[Objective] Pull out every line in the rows below that contains the string "衣装編集". Case counts.
──────────────────────────────
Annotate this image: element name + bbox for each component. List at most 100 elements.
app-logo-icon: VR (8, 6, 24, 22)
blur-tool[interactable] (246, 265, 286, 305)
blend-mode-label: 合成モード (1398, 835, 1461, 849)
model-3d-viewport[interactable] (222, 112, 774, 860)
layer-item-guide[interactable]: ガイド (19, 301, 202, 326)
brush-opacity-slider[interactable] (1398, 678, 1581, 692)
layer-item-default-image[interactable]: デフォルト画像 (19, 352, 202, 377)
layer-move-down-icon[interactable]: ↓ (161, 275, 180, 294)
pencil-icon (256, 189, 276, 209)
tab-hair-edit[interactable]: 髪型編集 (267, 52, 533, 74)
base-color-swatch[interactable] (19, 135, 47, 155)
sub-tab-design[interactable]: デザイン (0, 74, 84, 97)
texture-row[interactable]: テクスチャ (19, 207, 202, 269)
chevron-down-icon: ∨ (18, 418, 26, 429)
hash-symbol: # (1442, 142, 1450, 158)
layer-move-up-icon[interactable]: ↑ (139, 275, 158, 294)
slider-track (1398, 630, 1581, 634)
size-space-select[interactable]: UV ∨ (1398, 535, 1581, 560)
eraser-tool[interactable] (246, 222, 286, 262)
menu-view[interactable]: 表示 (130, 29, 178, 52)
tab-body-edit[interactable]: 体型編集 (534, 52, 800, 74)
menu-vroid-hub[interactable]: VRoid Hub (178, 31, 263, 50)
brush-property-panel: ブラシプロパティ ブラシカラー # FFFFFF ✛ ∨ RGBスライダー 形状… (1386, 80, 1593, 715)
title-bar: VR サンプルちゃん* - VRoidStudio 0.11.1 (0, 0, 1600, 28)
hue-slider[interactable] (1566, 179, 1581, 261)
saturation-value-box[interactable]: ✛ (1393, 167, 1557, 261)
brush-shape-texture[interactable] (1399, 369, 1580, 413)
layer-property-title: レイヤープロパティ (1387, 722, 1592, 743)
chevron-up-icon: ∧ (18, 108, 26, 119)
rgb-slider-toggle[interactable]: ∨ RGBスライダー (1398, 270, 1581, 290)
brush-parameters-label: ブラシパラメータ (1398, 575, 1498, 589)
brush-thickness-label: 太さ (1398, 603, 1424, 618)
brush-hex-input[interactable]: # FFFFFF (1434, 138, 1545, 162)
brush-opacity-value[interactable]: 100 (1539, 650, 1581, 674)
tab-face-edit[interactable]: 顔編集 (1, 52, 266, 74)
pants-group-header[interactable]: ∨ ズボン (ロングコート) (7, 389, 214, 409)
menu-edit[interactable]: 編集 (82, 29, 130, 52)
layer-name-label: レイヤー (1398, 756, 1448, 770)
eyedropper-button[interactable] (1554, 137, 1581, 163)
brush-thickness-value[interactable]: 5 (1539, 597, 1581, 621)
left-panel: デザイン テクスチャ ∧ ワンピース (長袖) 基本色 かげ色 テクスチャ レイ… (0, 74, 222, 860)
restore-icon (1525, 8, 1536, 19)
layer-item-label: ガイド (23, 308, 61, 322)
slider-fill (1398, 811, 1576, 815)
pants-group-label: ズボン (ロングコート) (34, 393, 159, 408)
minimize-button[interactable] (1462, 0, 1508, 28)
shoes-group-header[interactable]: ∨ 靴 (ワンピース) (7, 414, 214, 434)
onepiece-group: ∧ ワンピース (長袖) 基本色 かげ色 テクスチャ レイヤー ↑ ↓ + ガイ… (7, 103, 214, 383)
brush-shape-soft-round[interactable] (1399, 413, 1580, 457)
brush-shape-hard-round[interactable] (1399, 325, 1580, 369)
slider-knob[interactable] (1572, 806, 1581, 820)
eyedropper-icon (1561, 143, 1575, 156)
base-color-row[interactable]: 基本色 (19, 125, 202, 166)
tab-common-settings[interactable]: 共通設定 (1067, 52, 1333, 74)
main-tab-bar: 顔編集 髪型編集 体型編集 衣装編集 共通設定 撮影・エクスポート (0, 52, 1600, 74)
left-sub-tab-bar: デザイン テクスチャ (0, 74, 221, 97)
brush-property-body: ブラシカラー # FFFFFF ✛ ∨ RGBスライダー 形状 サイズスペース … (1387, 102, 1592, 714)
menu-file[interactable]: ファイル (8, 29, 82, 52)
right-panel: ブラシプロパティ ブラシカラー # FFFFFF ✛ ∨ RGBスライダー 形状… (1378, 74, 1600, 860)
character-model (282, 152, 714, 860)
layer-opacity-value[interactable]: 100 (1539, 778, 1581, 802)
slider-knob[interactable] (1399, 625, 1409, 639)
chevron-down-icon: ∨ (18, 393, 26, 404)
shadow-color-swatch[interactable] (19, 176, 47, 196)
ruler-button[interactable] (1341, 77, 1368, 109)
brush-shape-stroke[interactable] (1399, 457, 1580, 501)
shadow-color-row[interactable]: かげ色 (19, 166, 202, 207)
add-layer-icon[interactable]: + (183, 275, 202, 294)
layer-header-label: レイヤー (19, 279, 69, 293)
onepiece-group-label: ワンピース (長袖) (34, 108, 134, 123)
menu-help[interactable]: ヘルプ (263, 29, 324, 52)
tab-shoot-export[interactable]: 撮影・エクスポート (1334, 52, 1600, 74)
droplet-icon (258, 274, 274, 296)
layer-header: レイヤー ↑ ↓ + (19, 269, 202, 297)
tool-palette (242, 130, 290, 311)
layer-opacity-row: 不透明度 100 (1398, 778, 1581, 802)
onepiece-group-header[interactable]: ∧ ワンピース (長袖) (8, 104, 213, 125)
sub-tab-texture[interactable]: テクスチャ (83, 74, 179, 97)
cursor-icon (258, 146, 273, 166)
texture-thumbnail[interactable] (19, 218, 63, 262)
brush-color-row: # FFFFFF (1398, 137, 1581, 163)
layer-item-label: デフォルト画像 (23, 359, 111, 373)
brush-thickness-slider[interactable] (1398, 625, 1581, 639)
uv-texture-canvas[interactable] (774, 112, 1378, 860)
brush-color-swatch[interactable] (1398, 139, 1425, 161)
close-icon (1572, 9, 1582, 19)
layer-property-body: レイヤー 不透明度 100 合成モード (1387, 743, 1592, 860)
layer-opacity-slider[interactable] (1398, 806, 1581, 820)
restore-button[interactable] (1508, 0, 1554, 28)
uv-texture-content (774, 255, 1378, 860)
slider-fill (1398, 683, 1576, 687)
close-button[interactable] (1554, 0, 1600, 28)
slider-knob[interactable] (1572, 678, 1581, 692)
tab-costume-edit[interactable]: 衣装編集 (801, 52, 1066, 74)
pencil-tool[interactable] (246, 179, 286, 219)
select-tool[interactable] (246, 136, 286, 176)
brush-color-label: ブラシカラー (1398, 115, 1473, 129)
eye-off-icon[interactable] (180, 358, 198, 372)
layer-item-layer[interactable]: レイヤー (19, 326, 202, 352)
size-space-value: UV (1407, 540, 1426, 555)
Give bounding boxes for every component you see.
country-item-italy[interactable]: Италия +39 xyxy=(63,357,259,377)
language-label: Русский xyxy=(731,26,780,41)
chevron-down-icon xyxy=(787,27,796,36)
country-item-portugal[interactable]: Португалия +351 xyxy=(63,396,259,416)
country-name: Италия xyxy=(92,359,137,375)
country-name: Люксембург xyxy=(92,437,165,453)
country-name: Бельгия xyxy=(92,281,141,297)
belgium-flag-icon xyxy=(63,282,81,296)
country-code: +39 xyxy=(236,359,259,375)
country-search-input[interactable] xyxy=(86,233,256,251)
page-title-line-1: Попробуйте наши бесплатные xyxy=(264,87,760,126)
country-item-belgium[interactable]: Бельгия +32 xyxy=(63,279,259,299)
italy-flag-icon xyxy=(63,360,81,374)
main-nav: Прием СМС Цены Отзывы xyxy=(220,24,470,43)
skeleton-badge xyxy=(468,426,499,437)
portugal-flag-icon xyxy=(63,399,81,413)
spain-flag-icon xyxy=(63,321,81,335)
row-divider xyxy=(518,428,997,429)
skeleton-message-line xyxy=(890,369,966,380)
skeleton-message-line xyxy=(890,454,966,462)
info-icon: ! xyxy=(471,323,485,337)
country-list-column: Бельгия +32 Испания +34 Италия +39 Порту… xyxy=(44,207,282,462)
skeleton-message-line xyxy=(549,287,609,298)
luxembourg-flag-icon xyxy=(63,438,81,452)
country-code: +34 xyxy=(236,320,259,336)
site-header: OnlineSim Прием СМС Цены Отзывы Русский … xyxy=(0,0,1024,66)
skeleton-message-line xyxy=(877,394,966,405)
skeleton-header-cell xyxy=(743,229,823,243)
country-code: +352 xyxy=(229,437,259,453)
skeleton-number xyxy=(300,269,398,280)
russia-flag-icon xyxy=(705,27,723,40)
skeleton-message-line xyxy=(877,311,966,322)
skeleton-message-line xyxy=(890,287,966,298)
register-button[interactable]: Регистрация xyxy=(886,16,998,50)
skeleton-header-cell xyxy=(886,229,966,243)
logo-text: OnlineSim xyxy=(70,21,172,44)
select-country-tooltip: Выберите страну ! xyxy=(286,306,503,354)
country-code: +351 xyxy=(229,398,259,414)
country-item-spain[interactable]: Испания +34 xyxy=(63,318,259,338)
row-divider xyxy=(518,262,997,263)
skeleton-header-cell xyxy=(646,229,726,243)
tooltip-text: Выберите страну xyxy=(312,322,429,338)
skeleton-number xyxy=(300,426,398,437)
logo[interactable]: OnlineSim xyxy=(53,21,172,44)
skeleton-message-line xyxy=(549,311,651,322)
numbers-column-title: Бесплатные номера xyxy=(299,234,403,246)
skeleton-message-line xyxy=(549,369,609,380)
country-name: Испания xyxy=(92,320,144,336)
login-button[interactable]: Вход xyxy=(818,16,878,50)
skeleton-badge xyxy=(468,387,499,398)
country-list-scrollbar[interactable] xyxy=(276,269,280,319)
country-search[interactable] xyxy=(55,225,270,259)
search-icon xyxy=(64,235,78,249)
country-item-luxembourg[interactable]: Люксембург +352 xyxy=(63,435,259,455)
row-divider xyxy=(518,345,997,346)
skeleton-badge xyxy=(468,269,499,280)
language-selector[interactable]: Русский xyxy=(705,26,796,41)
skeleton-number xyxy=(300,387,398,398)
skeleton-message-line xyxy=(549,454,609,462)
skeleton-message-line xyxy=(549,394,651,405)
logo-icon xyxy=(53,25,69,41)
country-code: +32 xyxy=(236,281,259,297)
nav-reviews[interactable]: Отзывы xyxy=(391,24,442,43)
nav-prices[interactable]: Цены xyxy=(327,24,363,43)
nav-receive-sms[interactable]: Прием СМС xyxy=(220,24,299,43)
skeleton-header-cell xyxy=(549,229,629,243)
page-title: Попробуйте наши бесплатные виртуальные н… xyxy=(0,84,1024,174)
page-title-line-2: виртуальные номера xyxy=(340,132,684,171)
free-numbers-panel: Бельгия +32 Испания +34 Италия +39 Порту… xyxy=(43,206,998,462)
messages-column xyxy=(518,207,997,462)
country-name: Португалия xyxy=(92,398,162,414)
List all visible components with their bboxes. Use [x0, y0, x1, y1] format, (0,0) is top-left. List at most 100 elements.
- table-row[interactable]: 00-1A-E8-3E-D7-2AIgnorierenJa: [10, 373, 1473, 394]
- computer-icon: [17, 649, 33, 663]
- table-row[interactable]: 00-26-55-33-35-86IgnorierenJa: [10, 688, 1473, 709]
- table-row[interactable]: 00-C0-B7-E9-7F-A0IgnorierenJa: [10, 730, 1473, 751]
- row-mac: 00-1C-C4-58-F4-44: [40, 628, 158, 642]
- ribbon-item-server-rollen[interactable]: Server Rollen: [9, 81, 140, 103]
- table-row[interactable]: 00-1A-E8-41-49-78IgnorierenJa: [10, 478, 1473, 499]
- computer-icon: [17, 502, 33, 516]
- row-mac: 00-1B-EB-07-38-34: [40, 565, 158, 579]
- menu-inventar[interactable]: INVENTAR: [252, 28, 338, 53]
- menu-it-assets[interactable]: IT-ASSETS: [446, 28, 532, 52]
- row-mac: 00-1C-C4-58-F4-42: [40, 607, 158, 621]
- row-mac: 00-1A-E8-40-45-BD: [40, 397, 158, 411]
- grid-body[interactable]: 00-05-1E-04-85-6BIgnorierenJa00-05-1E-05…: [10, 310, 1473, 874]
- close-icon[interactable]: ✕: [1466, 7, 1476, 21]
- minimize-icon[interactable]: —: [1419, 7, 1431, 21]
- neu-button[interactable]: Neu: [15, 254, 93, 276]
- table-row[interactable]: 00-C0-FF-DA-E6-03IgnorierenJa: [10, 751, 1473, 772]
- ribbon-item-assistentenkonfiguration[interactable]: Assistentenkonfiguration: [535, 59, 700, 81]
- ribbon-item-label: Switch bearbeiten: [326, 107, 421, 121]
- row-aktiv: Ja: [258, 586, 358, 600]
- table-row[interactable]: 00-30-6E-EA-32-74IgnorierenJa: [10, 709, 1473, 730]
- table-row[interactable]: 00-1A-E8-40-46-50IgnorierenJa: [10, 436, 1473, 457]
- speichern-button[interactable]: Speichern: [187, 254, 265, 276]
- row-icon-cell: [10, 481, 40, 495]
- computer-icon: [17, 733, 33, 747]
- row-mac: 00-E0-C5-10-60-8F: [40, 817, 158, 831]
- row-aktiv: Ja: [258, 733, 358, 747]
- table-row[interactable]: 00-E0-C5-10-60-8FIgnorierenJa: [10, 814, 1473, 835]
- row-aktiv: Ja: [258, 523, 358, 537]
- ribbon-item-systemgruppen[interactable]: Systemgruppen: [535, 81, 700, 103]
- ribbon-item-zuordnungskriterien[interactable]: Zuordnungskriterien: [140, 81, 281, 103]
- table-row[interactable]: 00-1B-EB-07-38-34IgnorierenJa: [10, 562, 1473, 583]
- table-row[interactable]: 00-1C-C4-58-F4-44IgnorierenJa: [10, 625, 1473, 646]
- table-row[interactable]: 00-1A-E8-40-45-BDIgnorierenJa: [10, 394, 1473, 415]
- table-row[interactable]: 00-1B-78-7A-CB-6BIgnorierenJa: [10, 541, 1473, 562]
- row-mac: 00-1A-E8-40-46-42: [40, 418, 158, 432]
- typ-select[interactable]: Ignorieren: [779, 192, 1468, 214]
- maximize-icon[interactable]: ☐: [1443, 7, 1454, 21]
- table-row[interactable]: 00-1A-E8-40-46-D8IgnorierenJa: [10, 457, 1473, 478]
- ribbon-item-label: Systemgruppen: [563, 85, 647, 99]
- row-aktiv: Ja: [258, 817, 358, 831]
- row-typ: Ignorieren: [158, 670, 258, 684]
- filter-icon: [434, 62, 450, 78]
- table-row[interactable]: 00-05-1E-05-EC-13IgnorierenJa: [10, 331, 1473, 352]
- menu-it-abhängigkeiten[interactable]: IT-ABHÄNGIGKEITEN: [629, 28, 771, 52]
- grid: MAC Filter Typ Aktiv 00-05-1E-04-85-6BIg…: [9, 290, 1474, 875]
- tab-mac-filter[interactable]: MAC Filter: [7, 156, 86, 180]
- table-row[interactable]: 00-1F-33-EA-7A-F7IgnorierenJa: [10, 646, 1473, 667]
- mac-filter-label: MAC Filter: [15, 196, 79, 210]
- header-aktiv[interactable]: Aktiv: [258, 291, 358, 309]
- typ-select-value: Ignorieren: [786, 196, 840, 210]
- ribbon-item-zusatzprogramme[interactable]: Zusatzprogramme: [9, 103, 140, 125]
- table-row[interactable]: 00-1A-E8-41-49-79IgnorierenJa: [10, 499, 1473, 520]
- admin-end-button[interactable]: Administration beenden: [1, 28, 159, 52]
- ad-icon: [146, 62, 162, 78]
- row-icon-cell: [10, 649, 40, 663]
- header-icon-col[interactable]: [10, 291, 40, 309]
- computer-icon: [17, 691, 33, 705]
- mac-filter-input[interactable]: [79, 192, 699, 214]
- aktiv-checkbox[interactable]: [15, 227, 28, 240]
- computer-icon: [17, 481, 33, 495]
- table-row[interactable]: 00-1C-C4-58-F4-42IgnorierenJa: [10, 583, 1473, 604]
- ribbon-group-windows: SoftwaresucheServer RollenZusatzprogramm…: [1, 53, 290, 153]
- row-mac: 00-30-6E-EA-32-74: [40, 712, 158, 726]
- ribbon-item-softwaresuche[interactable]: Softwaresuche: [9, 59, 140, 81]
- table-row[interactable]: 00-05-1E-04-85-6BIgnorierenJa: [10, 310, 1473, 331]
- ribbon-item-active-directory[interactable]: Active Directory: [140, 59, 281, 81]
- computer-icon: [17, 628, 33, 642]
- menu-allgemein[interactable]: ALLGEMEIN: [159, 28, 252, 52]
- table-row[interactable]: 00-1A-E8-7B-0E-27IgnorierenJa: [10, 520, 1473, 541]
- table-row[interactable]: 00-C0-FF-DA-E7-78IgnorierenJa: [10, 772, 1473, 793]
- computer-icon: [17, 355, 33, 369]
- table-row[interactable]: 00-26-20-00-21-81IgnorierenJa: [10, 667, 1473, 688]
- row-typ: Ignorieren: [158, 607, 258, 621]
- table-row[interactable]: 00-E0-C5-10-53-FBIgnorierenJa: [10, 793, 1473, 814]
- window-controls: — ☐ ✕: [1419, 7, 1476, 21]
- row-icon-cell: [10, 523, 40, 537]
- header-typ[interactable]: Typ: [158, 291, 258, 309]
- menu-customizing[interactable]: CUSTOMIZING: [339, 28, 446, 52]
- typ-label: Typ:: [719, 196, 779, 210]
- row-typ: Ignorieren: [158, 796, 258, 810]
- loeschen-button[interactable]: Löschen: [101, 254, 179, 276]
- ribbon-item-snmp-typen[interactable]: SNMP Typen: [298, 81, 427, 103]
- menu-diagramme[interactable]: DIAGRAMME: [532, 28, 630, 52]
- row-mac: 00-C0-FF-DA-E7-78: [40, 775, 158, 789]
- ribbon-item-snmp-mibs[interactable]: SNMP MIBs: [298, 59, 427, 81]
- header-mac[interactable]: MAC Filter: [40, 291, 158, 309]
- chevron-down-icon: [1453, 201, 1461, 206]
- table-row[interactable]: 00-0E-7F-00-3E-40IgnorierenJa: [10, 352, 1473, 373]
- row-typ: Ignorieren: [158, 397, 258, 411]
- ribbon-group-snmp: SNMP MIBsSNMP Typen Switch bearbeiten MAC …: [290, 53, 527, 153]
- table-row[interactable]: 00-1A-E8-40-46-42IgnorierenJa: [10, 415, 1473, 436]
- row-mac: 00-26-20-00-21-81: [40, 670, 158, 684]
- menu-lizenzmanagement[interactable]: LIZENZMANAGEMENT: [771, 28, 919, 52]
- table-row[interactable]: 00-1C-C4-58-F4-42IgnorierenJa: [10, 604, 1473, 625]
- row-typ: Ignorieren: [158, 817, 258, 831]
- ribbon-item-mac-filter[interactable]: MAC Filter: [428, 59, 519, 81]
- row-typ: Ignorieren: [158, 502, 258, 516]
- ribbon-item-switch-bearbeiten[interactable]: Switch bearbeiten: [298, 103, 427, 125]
──────────────────────────────
[Response for this exercise]
main-tab-bar: 顔編集 髪型編集 体型編集 衣装編集 共通設定 撮影・エクスポート (0, 52, 1600, 74)
tab-costume-edit[interactable]: 衣装編集 (801, 52, 1066, 74)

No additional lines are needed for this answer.